- [Brief]: Copy out every line of each of the entries below, word for word and without any change.
** start Excerpted data **
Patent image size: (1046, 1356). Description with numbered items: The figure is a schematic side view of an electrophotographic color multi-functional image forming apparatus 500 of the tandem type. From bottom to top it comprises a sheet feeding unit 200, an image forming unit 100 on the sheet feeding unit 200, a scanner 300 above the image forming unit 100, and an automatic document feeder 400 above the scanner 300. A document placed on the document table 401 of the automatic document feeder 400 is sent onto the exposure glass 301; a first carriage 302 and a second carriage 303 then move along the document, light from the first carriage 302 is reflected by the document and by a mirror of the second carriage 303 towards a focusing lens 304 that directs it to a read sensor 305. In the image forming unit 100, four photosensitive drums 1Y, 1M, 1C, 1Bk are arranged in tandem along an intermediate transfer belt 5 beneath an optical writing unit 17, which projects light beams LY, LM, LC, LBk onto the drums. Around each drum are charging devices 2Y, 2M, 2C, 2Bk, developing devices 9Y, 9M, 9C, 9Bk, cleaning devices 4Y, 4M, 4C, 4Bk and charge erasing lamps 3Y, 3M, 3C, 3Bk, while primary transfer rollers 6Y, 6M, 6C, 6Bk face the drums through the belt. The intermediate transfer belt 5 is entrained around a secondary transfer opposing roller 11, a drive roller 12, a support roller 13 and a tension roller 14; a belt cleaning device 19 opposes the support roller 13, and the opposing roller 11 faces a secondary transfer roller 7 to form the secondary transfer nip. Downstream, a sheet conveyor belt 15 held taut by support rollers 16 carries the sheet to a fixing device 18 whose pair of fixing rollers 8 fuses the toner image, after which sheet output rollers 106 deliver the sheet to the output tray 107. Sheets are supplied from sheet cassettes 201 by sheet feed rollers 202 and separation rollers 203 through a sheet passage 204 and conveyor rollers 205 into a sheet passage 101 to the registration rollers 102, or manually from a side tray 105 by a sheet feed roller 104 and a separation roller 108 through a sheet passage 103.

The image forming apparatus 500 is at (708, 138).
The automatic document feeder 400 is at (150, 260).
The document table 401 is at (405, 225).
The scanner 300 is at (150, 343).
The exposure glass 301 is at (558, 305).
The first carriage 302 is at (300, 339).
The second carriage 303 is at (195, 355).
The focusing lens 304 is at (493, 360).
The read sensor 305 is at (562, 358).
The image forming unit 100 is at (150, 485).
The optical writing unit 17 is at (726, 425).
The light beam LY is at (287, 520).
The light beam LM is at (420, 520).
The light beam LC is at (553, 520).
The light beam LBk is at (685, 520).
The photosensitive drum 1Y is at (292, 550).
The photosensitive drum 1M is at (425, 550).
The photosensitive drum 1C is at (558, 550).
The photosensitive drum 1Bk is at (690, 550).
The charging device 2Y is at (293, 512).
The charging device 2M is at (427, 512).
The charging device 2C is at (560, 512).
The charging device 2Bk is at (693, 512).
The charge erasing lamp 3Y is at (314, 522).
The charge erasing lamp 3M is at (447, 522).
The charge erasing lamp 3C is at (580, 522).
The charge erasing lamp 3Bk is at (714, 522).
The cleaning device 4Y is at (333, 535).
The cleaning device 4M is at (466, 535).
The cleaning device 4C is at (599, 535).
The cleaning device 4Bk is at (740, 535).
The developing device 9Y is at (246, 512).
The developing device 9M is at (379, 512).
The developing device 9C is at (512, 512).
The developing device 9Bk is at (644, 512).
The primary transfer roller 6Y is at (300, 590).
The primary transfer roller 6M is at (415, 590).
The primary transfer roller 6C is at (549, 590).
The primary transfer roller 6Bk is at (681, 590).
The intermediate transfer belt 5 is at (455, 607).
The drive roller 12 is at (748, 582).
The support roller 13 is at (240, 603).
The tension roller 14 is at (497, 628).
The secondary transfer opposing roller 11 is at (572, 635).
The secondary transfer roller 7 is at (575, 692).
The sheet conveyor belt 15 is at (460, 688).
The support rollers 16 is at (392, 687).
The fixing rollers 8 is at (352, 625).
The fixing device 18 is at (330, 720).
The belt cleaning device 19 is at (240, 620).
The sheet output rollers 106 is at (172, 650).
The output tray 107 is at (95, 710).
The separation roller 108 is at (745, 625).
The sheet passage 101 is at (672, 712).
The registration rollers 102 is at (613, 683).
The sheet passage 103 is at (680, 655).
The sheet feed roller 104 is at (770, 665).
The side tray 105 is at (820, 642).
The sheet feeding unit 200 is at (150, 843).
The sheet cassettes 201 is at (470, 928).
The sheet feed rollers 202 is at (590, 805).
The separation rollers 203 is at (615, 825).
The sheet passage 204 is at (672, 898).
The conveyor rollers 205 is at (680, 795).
** end Excerpted data **
- [Task answer]:
Patent image size: (1046, 1356). Description with numbered items: The figure is a schematic side view of an electrophotographic color multi-functional image forming apparatus 500 of the tandem type. From bottom to top it comprises a sheet feeding unit 200, an image forming unit 100 on the sheet feeding unit 200, a scanner 300 above the image forming unit 100, and an automatic document feeder 400 above the scanner 300. A document placed on the document table 401 of the automatic document feeder 400 is sent onto the exposure glass 301; a first carriage 302 and a second carriage 303 then move along the document, light from the first carriage 302 is reflected by the document and by a mirror of the second carriage 303 towards a focusing lens 304 that directs it to a read sensor 305. In the image forming unit 100, four photosensitive drums 1Y, 1M, 1C, 1Bk are arranged in tandem along an intermediate transfer belt 5 beneath an optical writing unit 17, which projects light beams LY, LM, LC, LBk onto the drums. Around each drum are charging devices 2Y, 2M, 2C, 2Bk, developing devices 9Y, 9M, 9C, 9Bk, cleaning devices 4Y, 4M, 4C, 4Bk and charge erasing lamps 3Y, 3M, 3C, 3Bk, while primary transfer rollers 6Y, 6M, 6C, 6Bk face the drums through the belt. The intermediate transfer belt 5 is entrained around a secondary transfer opposing roller 11, a drive roller 12, a support roller 13 and a tension roller 14; a belt cleaning device 19 opposes the support roller 13, and the opposing roller 11 faces a secondary transfer roller 7 to form the secondary transfer nip. Downstream, a sheet conveyor belt 15 held taut by support rollers 16 carries the sheet to a fixing device 18 whose pair of fixing rollers 8 fuses the toner image, after which sheet output rollers 106 deliver the sheet to the output tray 107. Sheets are supplied from sheet cassettes 201 by sheet feed rollers 202 and separation rollers 203 through a sheet passage 204 and conveyor rollers 205 into a sheet passage 101 to the registration rollers 102, or manually from a side tray 105 by a sheet feed roller 104 and a separation roller 108 through a sheet passage 103.

The image forming apparatus 500 is at (708, 138).
The automatic document feeder 400 is at (150, 260).
The document table 401 is at (405, 225).
The scanner 300 is at (150, 343).
The exposure glass 301 is at (558, 305).
The first carriage 302 is at (300, 339).
The second carriage 303 is at (195, 355).
The focusing lens 304 is at (493, 360).
The read sensor 305 is at (562, 358).
The image forming unit 100 is at (150, 485).
The optical writing unit 17 is at (726, 425).
The light beam LY is at (287, 520).
The light beam LM is at (420, 520).
The light beam LC is at (553, 520).
The light beam LBk is at (685, 520).
The photosensitive drum 1Y is at (292, 550).
The photosensitive drum 1M is at (425, 550).
The photosensitive drum 1C is at (558, 550).
The photosensitive drum 1Bk is at (690, 550).
The charging device 2Y is at (293, 512).
The charging device 2M is at (427, 512).
The charging device 2C is at (560, 512).
The charging device 2Bk is at (693, 512).
The charge erasing lamp 3Y is at (314, 522).
The charge erasing lamp 3M is at (447, 522).
The charge erasing lamp 3C is at (580, 522).
The charge erasing lamp 3Bk is at (714, 522).
The cleaning device 4Y is at (333, 535).
The cleaning device 4M is at (466, 535).
The cleaning device 4C is at (599, 535).
The cleaning device 4Bk is at (740, 535).
The developing device 9Y is at (246, 512).
The developing device 9M is at (379, 512).
The developing device 9C is at (512, 512).
The developing device 9Bk is at (644, 512).
The primary transfer roller 6Y is at (300, 590).
The primary transfer roller 6M is at (415, 590).
The primary transfer roller 6C is at (549, 590).
The primary transfer roller 6Bk is at (681, 590).
The intermediate transfer belt 5 is at (455, 607).
The drive roller 12 is at (748, 582).
The support roller 13 is at (240, 603).
The tension roller 14 is at (497, 628).
The secondary transfer opposing roller 11 is at (572, 635).
The secondary transfer roller 7 is at (575, 692).
The sheet conveyor belt 15 is at (460, 688).
The support rollers 16 is at (392, 687).
The fixing rollers 8 is at (352, 625).
The fixing device 18 is at (330, 720).
The belt cleaning device 19 is at (240, 620).
The sheet output rollers 106 is at (172, 650).
The output tray 107 is at (95, 710).
The separation roller 108 is at (745, 625).
The sheet passage 101 is at (672, 712).
The registration rollers 102 is at (613, 683).
The sheet passage 103 is at (680, 655).
The sheet feed roller 104 is at (770, 665).
The side tray 105 is at (820, 642).
The sheet feeding unit 200 is at (150, 843).
The sheet cassettes 201 is at (470, 928).
The sheet feed rollers 202 is at (590, 805).
The separation rollers 203 is at (615, 825).
The sheet passage 204 is at (672, 898).
The conveyor rollers 205 is at (680, 795).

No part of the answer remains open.